§ RECORDS PROVIDED:
####

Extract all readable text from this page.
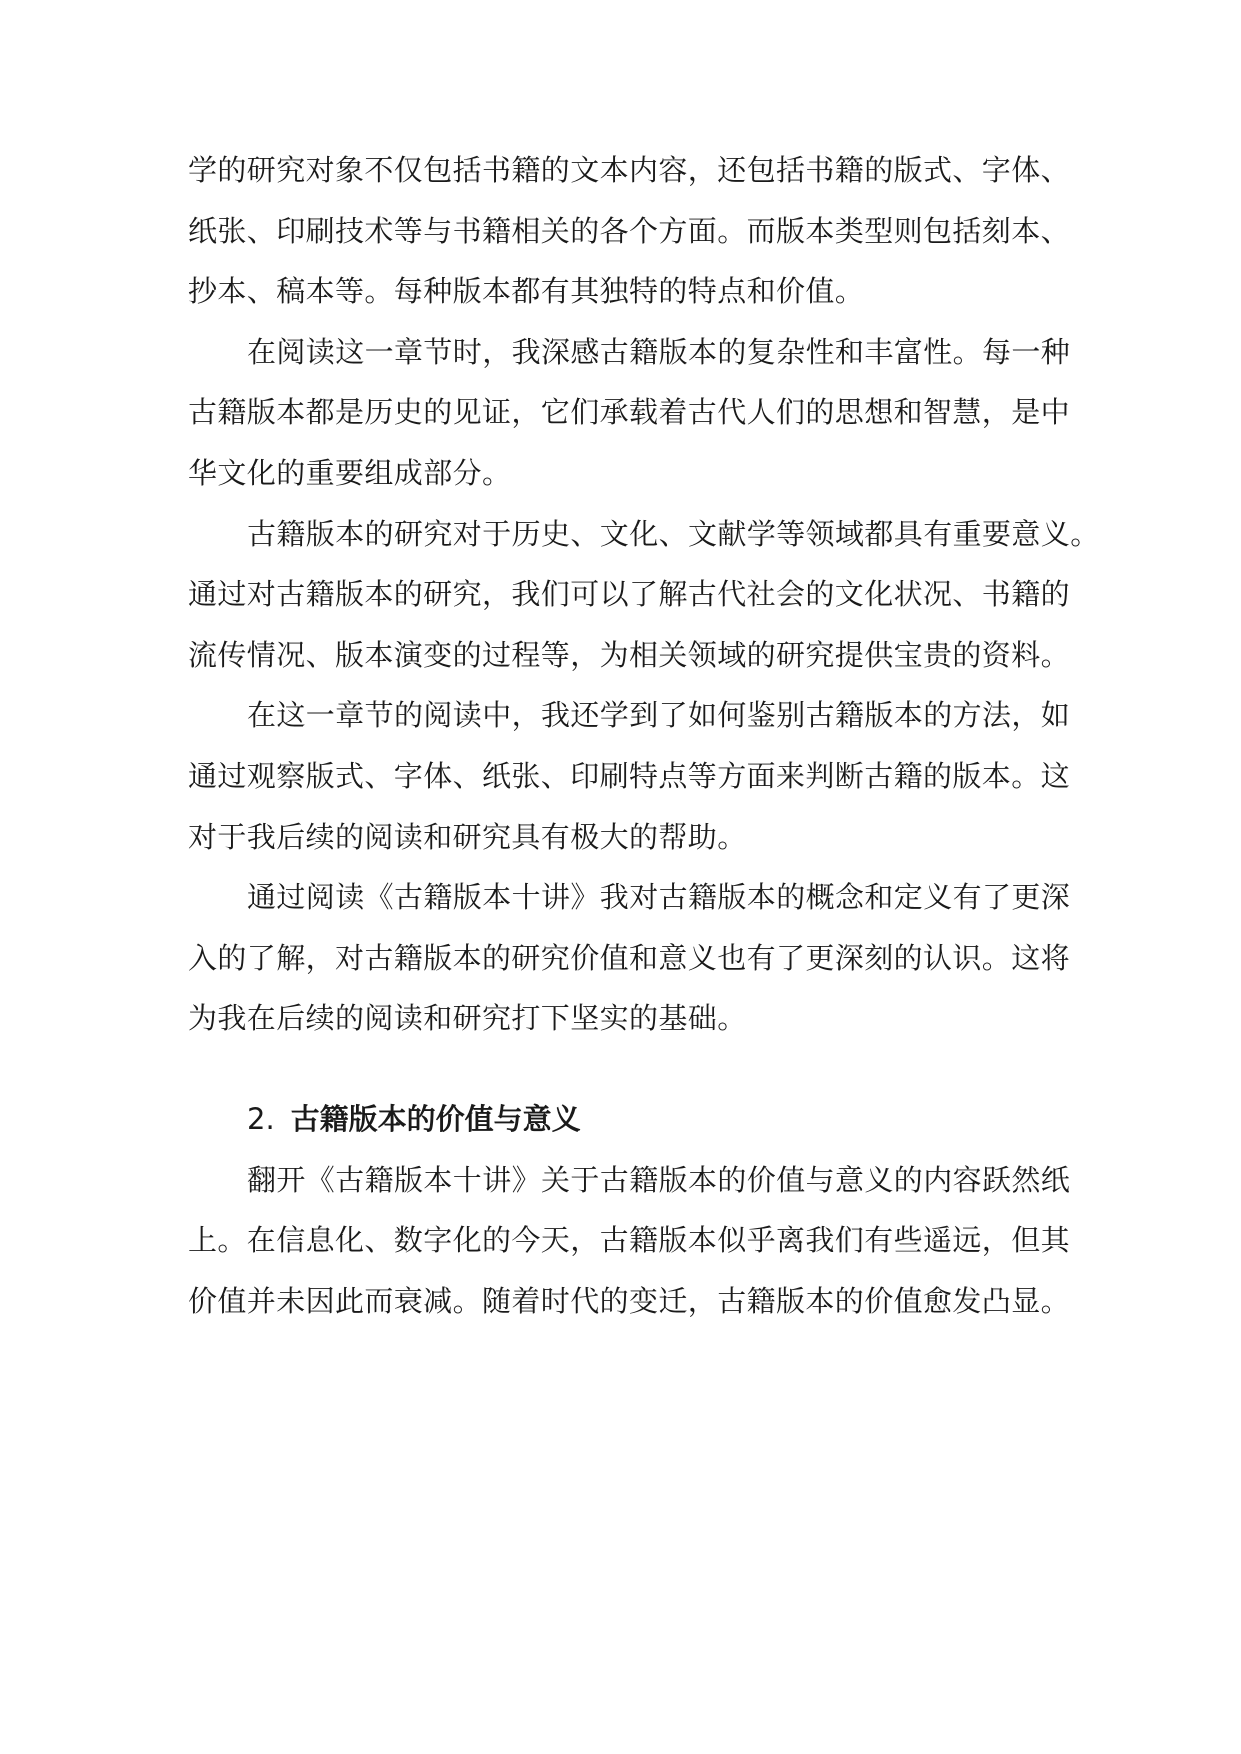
学的研究对象不仅包括书籍的文本内容，还包括书籍的版式、字体、
纸张、印刷技术等与书籍相关的各个方面。而版本类型则包括刻本、
抄本、稿本等。每种版本都有其独特的特点和价值。
在阅读这一章节时，我深感古籍版本的复杂性和丰富性。每一种
古籍版本都是历史的见证，它们承载着古代人们的思想和智慧，是中
华文化的重要组成部分。
古籍版本的研究对于历史、文化、文献学等领域都具有重要意义。
通过对古籍版本的研究，我们可以了解古代社会的文化状况、书籍的
流传情况、版本演变的过程等，为相关领域的研究提供宝贵的资料。
在这一章节的阅读中，我还学到了如何鉴别古籍版本的方法，如
通过观察版式、字体、纸张、印刷特点等方面来判断古籍的版本。这
对于我后续的阅读和研究具有极大的帮助。
通过阅读《古籍版本十讲》我对古籍版本的概念和定义有了更深
入的了解，对古籍版本的研究价值和意义也有了更深刻的认识。这将
为我在后续的阅读和研究打下坚实的基础。
2. 古籍版本的价值与意义
翻开《古籍版本十讲》关于古籍版本的价值与意义的内容跃然纸
上。在信息化、数字化的今天，古籍版本似乎离我们有些遥远，但其
价值并未因此而衰减。随着时代的变迁，古籍版本的价值愈发凸显。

####

§ PROBLEM TO WORK ON: Give every record back exactly as it reads, with no images.

§ REPLY:
Extract all readable text from this page.
学的研究对象不仅包括书籍的文本内容，还包括书籍的版式、字体、
纸张、印刷技术等与书籍相关的各个方面。而版本类型则包括刻本、
抄本、稿本等。每种版本都有其独特的特点和价值。
在阅读这一章节时，我深感古籍版本的复杂性和丰富性。每一种
古籍版本都是历史的见证，它们承载着古代人们的思想和智慧，是中
华文化的重要组成部分。
古籍版本的研究对于历史、文化、文献学等领域都具有重要意义。
通过对古籍版本的研究，我们可以了解古代社会的文化状况、书籍的
流传情况、版本演变的过程等，为相关领域的研究提供宝贵的资料。
在这一章节的阅读中，我还学到了如何鉴别古籍版本的方法，如
通过观察版式、字体、纸张、印刷特点等方面来判断古籍的版本。这
对于我后续的阅读和研究具有极大的帮助。
通过阅读《古籍版本十讲》我对古籍版本的概念和定义有了更深
入的了解，对古籍版本的研究价值和意义也有了更深刻的认识。这将
为我在后续的阅读和研究打下坚实的基础。
2. 古籍版本的价值与意义
翻开《古籍版本十讲》关于古籍版本的价值与意义的内容跃然纸
上。在信息化、数字化的今天，古籍版本似乎离我们有些遥远，但其
价值并未因此而衰减。随着时代的变迁，古籍版本的价值愈发凸显。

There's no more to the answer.